• _Quoted passage_
SOA-C02Chapter 38 of 104Objective 3.2

SSM Automation Runbooks

This chapter covers AWS Systems Manager Automation Runbooks, a powerful feature for automating operational tasks on AWS resources. You will learn how to create, execute, and manage runbooks to perform common SysOps tasks such as patching, AMI creation, and incident remediation. This topic appears in approximately 5-8% of SOA-C02 exam questions, primarily in the Deployment, Provisioning, and Automation domain (Objective 3.2). Mastering Automation Runbooks is essential for demonstrating your ability to implement repeatable, auditable, and safe automation at scale.

25 min read
Intermediate
Updated May 31, 2026

SSM Automation as a Hotel Maintenance Robot

Imagine a hotel with 1,000 rooms, each containing servers that need periodic maintenance. The hotel has a maintenance robot that can be programmed with runbooks — step-by-step instructions like 'Check server temperature, if > 80°C, throttle CPU; then update firmware; then reboot.' The robot can execute these runbooks on any room's server, but it needs a small agent installed in each room to receive commands and report back. The hotel manager (SysOps) can run a runbook on a single room, a floor (using tags), or the entire building. The robot also has safety features: it can pause (via an approval step) before a risky action like a reboot, and it can roll back changes if something goes wrong. The robot's actions are logged in a central journal (CloudTrail). If the robot encounters an error, it can stop the entire runbook or skip that step and continue. This is exactly how AWS Systems Manager Automation works: a service that runs predefined or custom runbooks (Python or YAML documents) on EC2 instances or other AWS resources, using the SSM Agent to execute steps, with support for approval, error handling, and integration with other AWS services.

How It Actually Works

What is SSM Automation?

AWS Systems Manager Automation is a service that enables you to safely automate common and repetitive IT operations and management tasks. An Automation Runbook is a document that defines the actions that Systems Manager performs on your AWS resources. Runbooks can be either predefined by AWS (owned by Amazon) or custom-written by you. They are written in YAML or JSON and consist of a series of steps, each of which can invoke an AWS API action (like aws:executeAwsApi), run a script on an instance (aws:runCommand), or perform conditional logic (aws:branch).

• _Record list_
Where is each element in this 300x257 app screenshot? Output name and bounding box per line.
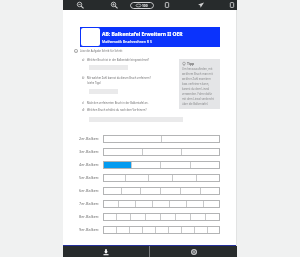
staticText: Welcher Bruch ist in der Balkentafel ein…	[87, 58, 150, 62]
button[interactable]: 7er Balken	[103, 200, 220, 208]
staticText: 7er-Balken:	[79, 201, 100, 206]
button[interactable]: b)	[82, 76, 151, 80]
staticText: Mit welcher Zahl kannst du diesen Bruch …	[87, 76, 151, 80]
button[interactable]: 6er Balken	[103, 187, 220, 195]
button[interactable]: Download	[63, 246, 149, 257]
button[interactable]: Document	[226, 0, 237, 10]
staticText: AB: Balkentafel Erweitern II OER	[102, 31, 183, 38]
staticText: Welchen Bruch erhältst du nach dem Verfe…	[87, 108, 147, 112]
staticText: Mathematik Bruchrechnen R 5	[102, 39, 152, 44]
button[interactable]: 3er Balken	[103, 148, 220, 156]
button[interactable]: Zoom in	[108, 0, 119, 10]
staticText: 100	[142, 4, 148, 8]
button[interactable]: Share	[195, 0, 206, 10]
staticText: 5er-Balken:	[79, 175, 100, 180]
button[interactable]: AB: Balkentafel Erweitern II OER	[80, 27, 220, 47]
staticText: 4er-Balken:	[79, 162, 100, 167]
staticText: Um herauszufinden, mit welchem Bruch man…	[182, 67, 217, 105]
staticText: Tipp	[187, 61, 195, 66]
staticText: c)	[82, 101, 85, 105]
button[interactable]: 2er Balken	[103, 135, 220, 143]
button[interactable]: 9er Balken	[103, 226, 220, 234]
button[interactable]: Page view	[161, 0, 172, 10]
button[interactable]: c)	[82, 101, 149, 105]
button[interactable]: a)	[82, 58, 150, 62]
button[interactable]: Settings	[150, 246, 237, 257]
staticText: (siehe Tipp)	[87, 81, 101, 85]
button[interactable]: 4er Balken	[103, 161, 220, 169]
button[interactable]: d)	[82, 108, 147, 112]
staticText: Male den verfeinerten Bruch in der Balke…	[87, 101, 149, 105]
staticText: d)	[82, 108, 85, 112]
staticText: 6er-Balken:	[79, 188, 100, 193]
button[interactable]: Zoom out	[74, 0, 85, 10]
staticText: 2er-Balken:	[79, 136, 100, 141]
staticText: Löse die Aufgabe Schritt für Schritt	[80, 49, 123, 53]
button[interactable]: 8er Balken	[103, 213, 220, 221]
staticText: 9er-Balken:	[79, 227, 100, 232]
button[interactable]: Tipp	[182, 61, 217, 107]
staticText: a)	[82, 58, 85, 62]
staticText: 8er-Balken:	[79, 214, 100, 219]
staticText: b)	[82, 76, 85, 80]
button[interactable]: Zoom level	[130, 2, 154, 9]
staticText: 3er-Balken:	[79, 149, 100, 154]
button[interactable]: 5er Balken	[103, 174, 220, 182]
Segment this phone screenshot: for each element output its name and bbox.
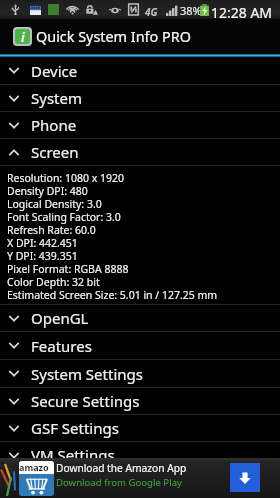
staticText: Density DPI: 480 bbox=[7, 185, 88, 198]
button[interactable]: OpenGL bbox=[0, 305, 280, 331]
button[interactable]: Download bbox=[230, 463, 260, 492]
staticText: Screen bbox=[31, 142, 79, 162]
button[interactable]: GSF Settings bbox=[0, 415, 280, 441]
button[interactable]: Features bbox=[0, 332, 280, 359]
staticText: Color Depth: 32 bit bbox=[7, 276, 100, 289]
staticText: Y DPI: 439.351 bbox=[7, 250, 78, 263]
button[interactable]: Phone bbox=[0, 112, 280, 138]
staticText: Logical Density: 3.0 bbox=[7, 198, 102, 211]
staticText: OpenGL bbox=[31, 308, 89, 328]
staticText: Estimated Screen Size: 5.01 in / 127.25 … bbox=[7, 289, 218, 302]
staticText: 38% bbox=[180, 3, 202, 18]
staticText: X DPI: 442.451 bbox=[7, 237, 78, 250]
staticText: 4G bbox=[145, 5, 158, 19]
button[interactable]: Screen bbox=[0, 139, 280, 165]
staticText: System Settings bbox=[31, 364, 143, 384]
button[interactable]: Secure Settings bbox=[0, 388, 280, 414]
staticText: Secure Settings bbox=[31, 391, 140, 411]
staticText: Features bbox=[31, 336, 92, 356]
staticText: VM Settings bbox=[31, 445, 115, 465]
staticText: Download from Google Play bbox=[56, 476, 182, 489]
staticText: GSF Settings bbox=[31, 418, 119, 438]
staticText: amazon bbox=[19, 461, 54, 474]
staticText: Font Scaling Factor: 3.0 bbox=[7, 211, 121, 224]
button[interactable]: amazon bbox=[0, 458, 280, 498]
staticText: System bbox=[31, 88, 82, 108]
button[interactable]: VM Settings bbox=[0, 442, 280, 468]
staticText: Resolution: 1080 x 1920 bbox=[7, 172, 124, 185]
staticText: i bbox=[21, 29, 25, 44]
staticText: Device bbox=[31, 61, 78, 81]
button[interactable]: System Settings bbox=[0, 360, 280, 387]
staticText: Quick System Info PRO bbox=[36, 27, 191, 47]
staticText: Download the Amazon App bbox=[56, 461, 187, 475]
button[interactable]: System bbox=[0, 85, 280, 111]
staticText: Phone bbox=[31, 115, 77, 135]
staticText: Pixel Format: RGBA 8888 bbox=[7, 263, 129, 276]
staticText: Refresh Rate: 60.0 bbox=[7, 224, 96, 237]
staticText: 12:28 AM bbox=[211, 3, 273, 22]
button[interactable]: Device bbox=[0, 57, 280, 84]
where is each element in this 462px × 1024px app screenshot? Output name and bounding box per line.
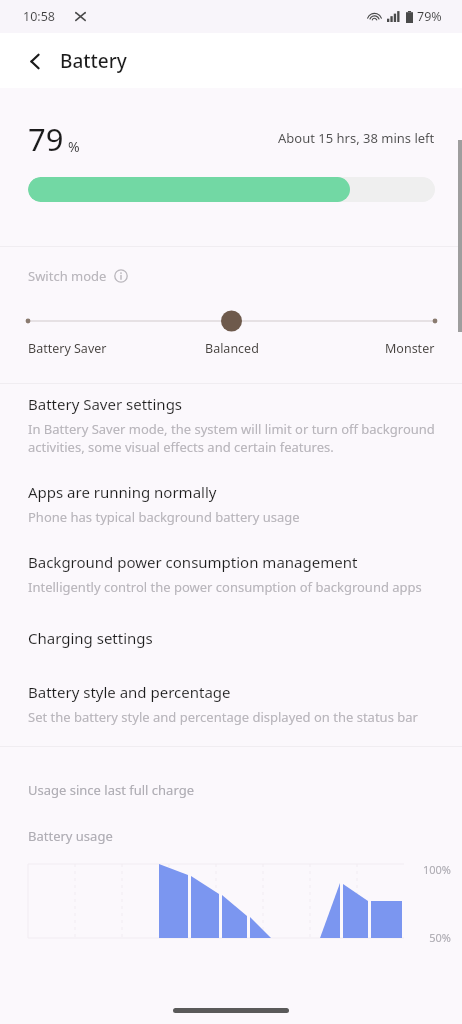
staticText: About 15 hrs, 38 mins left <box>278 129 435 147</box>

• _Set tasks_
a. Which step action names does the SSM Automation Runbooks chapter give as examples of what a runbook step can invoke or perform?
b. Write the next paragraph of the SSM Automation Runbooks chapter, starting after its last sentence.

• _Solved problems_
a. aws:executeAwsApi, aws:runCommand, aws:branch

b.
Why Automation Runbooks Exist

Before Automation, SysOps engineers had to manually perform repetitive tasks like patching instances, creating AMIs, or responding to CloudWatch alarms. This was error-prone, time-consuming, and difficult to audit. Automation Runbooks solve this by providing a declarative, version-controlled, and auditable way to define and execute operational procedures. They integrate with IAM for fine-grained permissions, CloudTrail for logging, and CloudWatch Events (now Amazon EventBridge) for triggering based on events.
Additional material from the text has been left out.